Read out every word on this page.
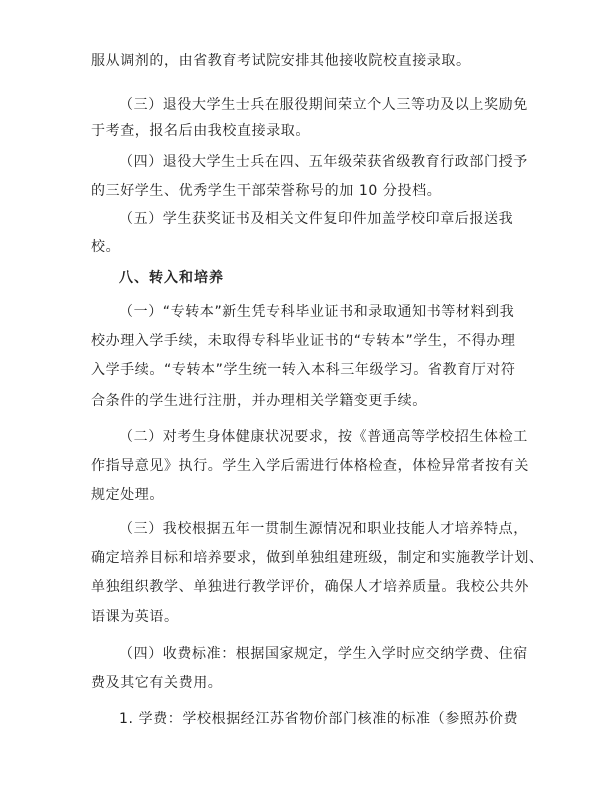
服从调剂的，由省教育考试院安排其他接收院校直接录取。
（三）退役大学生士兵在服役期间荣立个人三等功及以上奖励免
于考查，报名后由我校直接录取。
（四）退役大学生士兵在四、五年级荣获省级教育行政部门授予
的三好学生、优秀学生干部荣誉称号的加 10 分投档。
（五）学生获奖证书及相关文件复印件加盖学校印章后报送我
校。
八、转入和培养
（一）“专转本”新生凭专科毕业证书和录取通知书等材料到我
校办理入学手续，未取得专科毕业证书的“专转本”学生，不得办理
入学手续。“专转本”学生统一转入本科三年级学习。省教育厅对符
合条件的学生进行注册，并办理相关学籍变更手续。
（二）对考生身体健康状况要求，按《普通高等学校招生体检工
作指导意见》执行。学生入学后需进行体格检查，体检异常者按有关
规定处理。
（三）我校根据五年一贯制生源情况和职业技能人才培养特点，
确定培养目标和培养要求，做到单独组建班级，制定和实施教学计划、
单独组织教学、单独进行教学评价，确保人才培养质量。我校公共外
语课为英语。
（四）收费标准：根据国家规定，学生入学时应交纳学费、住宿
费及其它有关费用。
1. 学费：学校根据经江苏省物价部门核准的标准（参照苏价费
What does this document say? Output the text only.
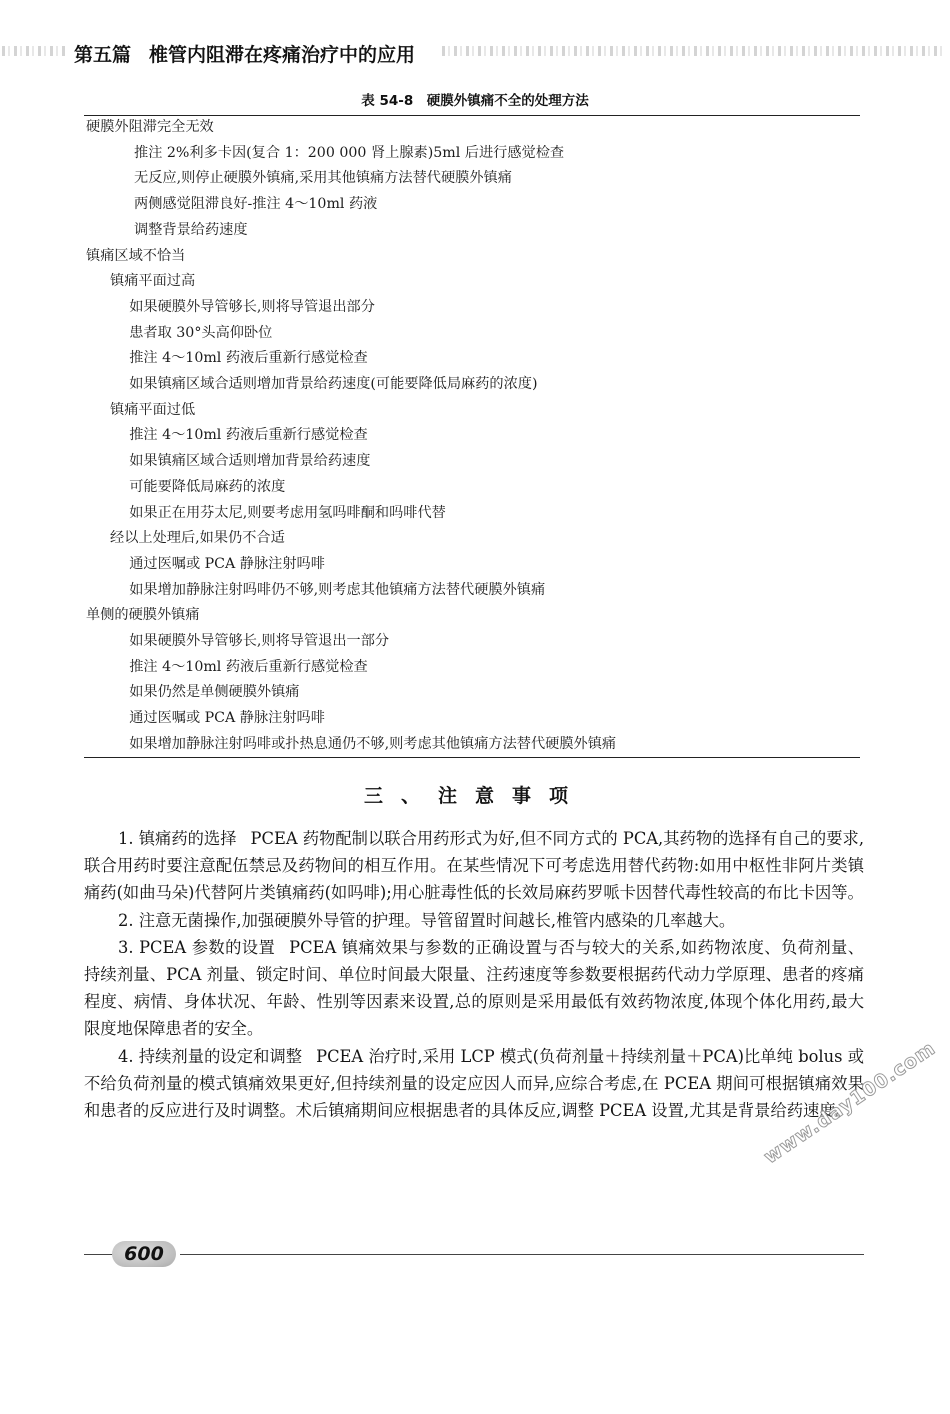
第五篇 椎管内阻滞在疼痛治疗中的应用
表 54-8　硬膜外镇痛不全的处理方法
硬膜外阻滞完全无效
推注 2%利多卡因(复合 1：200 000 肾上腺素)5ml 后进行感觉检查
无反应,则停止硬膜外镇痛,采用其他镇痛方法替代硬膜外镇痛
两侧感觉阻滞良好-推注 4～10ml 药液
调整背景给药速度
镇痛区域不恰当
镇痛平面过高
如果硬膜外导管够长,则将导管退出部分
患者取 30°头高仰卧位
推注 4～10ml 药液后重新行感觉检查
如果镇痛区域合适则增加背景给药速度(可能要降低局麻药的浓度)
镇痛平面过低
推注 4～10ml 药液后重新行感觉检查
如果镇痛区域合适则增加背景给药速度
可能要降低局麻药的浓度
如果正在用芬太尼,则要考虑用氢吗啡酮和吗啡代替
经以上处理后,如果仍不合适
通过医嘱或 PCA 静脉注射吗啡
如果增加静脉注射吗啡仍不够,则考虑其他镇痛方法替代硬膜外镇痛
单侧的硬膜外镇痛
如果硬膜外导管够长,则将导管退出一部分
推注 4～10ml 药液后重新行感觉检查
如果仍然是单侧硬膜外镇痛
通过医嘱或 PCA 静脉注射吗啡
如果增加静脉注射吗啡或扑热息通仍不够,则考虑其他镇痛方法替代硬膜外镇痛
三、注意事项

1. 镇痛药的选择 PCEA 药物配制以联合用药形式为好,但不同方式的 PCA,其药物的选择有自己的要求,联合用药时要注意配伍禁忌及药物间的相互作用。在某些情况下可考虑选用替代药物:如用中枢性非阿片类镇痛药(如曲马朵)代替阿片类镇痛药(如吗啡);用心脏毒性低的长效局麻药罗哌卡因替代毒性较高的布比卡因等。

2. 注意无菌操作,加强硬膜外导管的护理。导管留置时间越长,椎管内感染的几率越大。

3. PCEA 参数的设置 PCEA 镇痛效果与参数的正确设置与否与较大的关系,如药物浓度、负荷剂量、持续剂量、PCA 剂量、锁定时间、单位时间最大限量、注药速度等参数要根据药代动力学原理、患者的疼痛程度、病情、身体状况、年龄、性别等因素来设置,总的原则是采用最低有效药物浓度,体现个体化用药,最大限度地保障患者的安全。

4. 持续剂量的设定和调整 PCEA 治疗时,采用 LCP 模式(负荷剂量＋持续剂量＋PCA)比单纯 bolus 或不给负荷剂量的模式镇痛效果更好,但持续剂量的设定应因人而异,应综合考虑,在 PCEA 期间可根据镇痛效果和患者的反应进行及时调整。术后镇痛期间应根据患者的具体反应,调整 PCEA 设置,尤其是背景给药速度。

www.day100.com
600
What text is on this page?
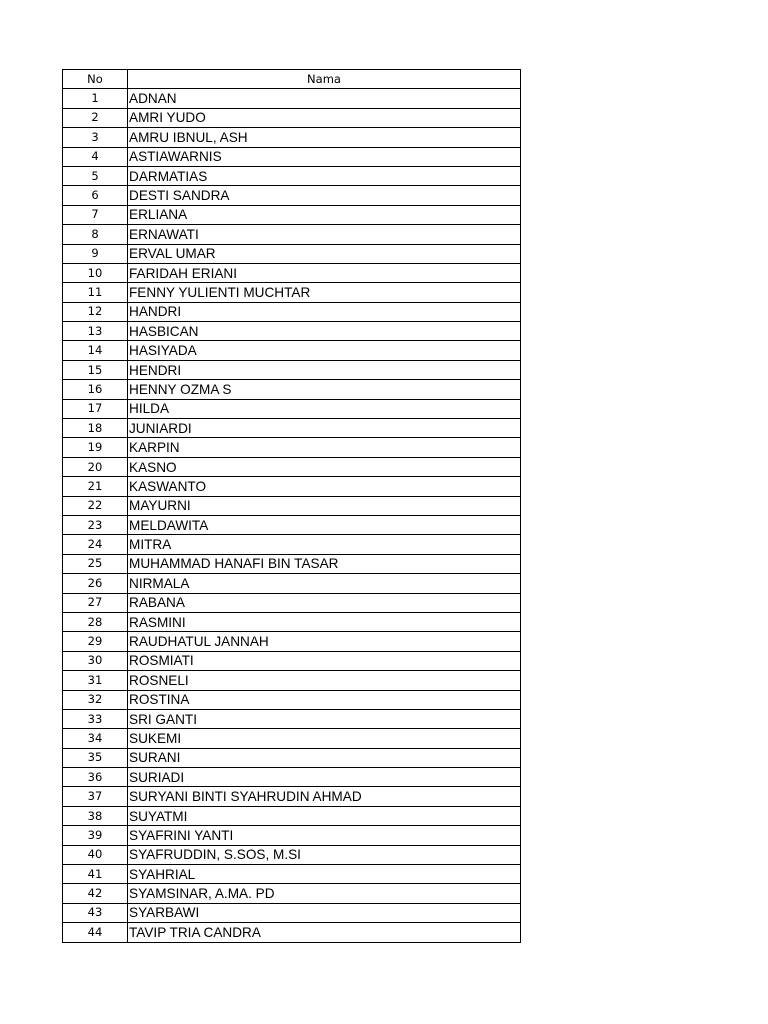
No	Nama
1	ADNAN
2	AMRI YUDO
3	AMRU IBNUL, ASH
4	ASTIAWARNIS
5	DARMATIAS
6	DESTI SANDRA
7	ERLIANA
8	ERNAWATI
9	ERVAL UMAR
10	FARIDAH ERIANI
11	FENNY YULIENTI MUCHTAR
12	HANDRI
13	HASBICAN
14	HASIYADA
15	HENDRI
16	HENNY OZMA S
17	HILDA
18	JUNIARDI
19	KARPIN
20	KASNO
21	KASWANTO
22	MAYURNI
23	MELDAWITA
24	MITRA
25	MUHAMMAD HANAFI BIN TASAR
26	NIRMALA
27	RABANA
28	RASMINI
29	RAUDHATUL JANNAH
30	ROSMIATI
31	ROSNELI
32	ROSTINA
33	SRI GANTI
34	SUKEMI
35	SURANI
36	SURIADI
37	SURYANI BINTI SYAHRUDIN AHMAD
38	SUYATMI
39	SYAFRINI YANTI
40	SYAFRUDDIN, S.SOS, M.SI
41	SYAHRIAL
42	SYAMSINAR, A.MA. PD
43	SYARBAWI
44	TAVIP TRIA CANDRA
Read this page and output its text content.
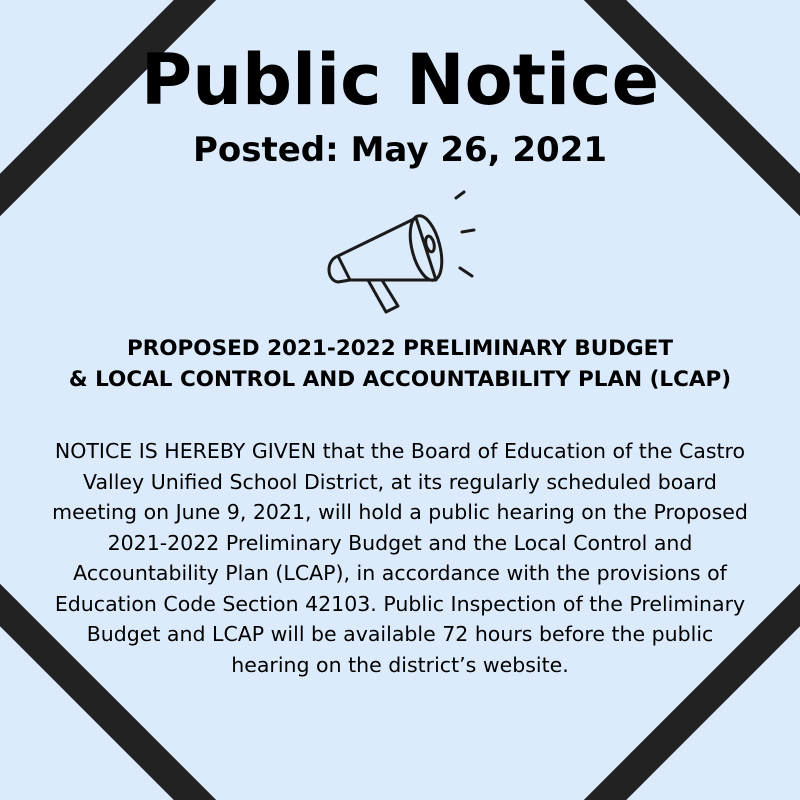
Public Notice

Posted: May 26, 2021

PROPOSED 2021-2022 PRELIMINARY BUDGET
& LOCAL CONTROL AND ACCOUNTABILITY PLAN (LCAP)
NOTICE IS HEREBY GIVEN that the Board of Education of the Castro
Valley Unified School District, at its regularly scheduled board
meeting on June 9, 2021, will hold a public hearing on the Proposed
2021-2022 Preliminary Budget and the Local Control and
Accountability Plan (LCAP), in accordance with the provisions of
Education Code Section 42103. Public Inspection of the Preliminary
Budget and LCAP will be available 72 hours before the public
hearing on the district’s website.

=-=-=

#### EXERCISE BRIEF:
Filter the entries above down to the lines containing the word "LCAP".

#### COMPLETED EXERCISE:
& LOCAL CONTROL AND ACCOUNTABILITY PLAN (LCAP)
Accountability Plan (LCAP), in accordance with the provisions of
Budget and LCAP will be available 72 hours before the public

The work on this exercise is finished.